* _What is expected_
Wherever the string "this" occurs in a line of these records, report that line.

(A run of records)
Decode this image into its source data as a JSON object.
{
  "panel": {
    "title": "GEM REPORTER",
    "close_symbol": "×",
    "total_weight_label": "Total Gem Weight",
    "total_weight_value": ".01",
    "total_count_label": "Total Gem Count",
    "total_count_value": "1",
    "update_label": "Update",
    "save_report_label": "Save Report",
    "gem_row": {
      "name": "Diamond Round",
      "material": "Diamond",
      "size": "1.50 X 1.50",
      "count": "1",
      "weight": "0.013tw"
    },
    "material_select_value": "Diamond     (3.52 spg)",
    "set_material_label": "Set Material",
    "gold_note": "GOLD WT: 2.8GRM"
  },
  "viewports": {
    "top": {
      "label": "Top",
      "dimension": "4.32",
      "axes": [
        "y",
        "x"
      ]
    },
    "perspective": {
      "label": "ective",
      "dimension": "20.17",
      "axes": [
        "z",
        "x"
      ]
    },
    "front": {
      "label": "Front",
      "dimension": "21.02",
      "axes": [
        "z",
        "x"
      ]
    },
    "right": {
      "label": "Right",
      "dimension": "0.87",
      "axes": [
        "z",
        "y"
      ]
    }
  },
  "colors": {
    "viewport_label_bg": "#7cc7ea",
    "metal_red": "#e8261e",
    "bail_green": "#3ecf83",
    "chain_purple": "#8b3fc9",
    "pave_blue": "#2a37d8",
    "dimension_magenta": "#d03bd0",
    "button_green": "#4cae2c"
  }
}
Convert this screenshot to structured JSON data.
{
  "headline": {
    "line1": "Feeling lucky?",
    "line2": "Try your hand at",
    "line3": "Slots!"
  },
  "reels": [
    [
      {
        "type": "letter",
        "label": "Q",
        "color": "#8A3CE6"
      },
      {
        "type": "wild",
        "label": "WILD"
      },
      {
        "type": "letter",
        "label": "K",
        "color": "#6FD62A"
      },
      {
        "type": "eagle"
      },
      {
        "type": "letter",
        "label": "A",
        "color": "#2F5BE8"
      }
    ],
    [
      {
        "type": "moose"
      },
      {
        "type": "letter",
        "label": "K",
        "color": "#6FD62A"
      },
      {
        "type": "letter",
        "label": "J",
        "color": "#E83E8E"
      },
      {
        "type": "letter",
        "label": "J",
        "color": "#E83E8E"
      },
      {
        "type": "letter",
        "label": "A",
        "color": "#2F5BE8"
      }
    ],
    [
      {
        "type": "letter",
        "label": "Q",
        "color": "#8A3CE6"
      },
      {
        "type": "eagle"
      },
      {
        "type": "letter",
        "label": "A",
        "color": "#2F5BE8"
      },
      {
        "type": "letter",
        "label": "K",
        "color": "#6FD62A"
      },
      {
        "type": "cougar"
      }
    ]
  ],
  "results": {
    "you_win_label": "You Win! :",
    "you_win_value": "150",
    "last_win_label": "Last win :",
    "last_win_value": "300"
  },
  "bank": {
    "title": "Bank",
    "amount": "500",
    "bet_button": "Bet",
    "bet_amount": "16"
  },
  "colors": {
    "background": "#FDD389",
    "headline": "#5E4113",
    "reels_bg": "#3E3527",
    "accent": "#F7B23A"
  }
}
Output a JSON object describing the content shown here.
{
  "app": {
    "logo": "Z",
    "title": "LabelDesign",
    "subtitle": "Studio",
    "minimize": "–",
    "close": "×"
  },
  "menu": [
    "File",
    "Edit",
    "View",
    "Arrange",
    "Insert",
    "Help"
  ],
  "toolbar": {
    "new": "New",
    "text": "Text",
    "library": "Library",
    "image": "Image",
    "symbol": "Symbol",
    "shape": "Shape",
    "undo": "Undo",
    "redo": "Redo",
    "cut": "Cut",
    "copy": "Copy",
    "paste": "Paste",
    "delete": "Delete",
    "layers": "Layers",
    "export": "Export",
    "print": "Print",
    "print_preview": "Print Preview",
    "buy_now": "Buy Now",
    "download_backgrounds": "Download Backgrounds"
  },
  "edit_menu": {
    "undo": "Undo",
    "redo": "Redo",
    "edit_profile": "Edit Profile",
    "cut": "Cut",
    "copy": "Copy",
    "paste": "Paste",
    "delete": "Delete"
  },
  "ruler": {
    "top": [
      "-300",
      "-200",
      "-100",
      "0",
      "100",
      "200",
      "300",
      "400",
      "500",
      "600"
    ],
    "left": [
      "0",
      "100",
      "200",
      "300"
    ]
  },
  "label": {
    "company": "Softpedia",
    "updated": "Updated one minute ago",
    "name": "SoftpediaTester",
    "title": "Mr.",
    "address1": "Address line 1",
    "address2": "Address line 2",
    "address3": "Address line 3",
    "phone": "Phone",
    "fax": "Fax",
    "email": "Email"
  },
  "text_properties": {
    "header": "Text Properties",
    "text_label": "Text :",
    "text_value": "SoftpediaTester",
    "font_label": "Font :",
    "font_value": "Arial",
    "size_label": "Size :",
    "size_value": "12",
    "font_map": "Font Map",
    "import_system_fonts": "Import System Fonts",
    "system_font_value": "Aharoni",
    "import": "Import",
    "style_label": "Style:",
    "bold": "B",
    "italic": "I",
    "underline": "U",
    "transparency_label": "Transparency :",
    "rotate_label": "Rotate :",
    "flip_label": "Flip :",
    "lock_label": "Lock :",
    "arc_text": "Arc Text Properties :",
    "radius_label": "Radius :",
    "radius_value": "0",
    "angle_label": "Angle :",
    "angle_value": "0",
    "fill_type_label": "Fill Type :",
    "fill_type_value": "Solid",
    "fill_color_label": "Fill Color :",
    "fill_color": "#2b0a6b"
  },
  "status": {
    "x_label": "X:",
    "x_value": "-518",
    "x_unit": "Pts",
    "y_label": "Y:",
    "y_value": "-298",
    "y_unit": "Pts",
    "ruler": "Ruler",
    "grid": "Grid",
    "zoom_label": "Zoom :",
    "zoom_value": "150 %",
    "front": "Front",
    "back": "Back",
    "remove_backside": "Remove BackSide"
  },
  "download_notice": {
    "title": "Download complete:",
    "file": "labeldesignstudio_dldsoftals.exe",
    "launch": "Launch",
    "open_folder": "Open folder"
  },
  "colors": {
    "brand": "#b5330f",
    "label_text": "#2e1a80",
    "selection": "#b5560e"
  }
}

* _Solution_
Decode this image into its source data as a JSON object.
Convert this screenshot to structured JSON data.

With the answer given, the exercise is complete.